**REQUIRED TASK**
Filter the records below down to lines containing "this".

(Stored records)
_ _ _ _

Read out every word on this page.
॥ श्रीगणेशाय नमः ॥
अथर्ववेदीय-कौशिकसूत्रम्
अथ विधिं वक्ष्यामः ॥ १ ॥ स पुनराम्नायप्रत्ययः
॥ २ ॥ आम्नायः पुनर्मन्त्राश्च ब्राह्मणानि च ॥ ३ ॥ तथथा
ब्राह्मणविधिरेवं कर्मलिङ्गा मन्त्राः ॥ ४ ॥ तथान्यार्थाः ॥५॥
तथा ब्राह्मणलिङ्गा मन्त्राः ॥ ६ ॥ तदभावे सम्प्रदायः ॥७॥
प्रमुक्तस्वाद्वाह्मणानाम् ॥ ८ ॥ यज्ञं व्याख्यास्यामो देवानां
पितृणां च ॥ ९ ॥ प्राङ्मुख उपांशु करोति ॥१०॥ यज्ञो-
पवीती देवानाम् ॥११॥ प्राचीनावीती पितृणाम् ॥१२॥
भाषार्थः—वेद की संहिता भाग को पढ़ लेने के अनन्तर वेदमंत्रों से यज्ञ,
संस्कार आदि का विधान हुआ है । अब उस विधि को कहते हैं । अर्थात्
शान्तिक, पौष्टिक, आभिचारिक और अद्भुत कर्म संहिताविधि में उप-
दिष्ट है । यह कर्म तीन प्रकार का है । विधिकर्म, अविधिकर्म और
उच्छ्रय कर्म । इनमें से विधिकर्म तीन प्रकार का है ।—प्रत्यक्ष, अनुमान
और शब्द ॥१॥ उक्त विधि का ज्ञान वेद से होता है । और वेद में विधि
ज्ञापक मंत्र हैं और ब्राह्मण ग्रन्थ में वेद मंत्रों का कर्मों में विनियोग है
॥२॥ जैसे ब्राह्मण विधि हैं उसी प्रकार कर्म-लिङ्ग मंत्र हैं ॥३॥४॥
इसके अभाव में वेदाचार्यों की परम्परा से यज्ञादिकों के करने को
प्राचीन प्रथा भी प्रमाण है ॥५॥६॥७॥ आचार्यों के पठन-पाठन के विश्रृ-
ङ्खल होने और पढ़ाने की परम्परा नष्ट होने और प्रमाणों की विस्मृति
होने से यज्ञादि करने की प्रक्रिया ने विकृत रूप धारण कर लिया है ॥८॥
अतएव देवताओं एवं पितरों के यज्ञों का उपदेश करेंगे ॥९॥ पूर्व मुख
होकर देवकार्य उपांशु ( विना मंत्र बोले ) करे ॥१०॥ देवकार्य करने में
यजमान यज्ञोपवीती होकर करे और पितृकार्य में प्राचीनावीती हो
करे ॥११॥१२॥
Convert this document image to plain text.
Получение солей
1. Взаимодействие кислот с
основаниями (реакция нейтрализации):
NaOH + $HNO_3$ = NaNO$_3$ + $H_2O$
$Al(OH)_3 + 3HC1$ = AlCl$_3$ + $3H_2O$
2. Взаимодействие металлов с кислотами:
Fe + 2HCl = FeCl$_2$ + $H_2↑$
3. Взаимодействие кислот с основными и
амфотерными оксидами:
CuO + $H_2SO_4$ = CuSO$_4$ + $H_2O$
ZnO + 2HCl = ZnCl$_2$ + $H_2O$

_ _ _ _

**COMPLETE OUTPUT**
Read out every word on this page.
Convert this document image to plain text.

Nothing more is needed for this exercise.